▶ [Available data]
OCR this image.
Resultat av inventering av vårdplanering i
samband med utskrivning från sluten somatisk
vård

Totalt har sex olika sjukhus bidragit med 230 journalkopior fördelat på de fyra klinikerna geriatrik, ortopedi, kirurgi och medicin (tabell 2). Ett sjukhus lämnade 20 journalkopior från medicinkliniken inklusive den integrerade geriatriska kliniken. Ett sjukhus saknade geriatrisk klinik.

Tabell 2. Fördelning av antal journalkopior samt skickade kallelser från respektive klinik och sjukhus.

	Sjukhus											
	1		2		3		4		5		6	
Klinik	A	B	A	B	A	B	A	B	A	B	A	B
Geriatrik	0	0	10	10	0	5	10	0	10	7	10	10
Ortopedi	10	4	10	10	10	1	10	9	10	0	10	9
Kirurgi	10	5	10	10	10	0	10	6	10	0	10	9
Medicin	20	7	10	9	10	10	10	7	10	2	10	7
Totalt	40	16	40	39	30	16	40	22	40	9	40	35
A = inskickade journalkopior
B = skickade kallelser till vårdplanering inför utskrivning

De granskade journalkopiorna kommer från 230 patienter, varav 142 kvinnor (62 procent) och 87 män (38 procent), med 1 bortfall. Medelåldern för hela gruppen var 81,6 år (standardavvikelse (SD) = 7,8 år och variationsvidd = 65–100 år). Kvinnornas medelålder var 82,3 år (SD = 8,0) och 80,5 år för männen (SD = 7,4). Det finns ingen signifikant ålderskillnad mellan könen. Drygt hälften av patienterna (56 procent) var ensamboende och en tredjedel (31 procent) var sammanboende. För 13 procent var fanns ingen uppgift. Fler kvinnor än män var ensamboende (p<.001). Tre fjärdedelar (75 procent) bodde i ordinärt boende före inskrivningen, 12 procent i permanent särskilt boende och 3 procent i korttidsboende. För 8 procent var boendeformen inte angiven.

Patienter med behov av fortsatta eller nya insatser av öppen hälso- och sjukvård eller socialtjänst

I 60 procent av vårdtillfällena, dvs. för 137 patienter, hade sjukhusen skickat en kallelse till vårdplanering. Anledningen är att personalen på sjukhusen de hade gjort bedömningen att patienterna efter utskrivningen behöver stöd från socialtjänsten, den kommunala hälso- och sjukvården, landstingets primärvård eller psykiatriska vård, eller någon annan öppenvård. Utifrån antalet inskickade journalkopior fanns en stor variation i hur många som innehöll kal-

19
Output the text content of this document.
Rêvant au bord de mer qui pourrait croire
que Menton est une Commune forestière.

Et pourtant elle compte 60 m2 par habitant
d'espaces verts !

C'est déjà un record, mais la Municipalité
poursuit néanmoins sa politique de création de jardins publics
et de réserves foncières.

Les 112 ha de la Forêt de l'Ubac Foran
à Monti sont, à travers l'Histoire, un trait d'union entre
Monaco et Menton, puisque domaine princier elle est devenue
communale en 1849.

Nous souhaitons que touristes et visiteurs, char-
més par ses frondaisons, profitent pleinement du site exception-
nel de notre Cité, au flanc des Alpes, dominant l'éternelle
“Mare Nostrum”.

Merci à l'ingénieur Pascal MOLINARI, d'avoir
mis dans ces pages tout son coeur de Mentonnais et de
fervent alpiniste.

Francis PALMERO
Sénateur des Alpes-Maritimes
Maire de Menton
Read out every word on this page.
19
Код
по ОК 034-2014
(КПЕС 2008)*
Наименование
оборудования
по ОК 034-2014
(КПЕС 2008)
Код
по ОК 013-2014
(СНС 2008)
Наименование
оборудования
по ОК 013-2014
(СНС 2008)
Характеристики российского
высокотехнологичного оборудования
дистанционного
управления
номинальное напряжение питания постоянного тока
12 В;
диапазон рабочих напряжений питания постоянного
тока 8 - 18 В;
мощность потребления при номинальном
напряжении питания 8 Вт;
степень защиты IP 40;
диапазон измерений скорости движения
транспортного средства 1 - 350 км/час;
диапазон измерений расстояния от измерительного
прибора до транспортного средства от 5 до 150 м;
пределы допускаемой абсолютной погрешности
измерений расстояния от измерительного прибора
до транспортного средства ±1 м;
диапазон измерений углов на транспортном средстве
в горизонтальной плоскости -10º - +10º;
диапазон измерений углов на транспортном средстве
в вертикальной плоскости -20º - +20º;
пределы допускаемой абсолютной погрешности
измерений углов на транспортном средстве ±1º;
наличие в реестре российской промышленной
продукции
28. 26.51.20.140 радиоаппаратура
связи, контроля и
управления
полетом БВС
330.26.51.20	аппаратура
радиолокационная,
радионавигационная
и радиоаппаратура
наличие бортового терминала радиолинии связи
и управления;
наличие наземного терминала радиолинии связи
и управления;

▶ [Requirement] Select the lines that carry the string "питания" and copy them.

▶ [The result]
номинальное напряжение питания постоянного тока
диапазон рабочих напряжений питания постоянного
напряжении питания 8 Вт;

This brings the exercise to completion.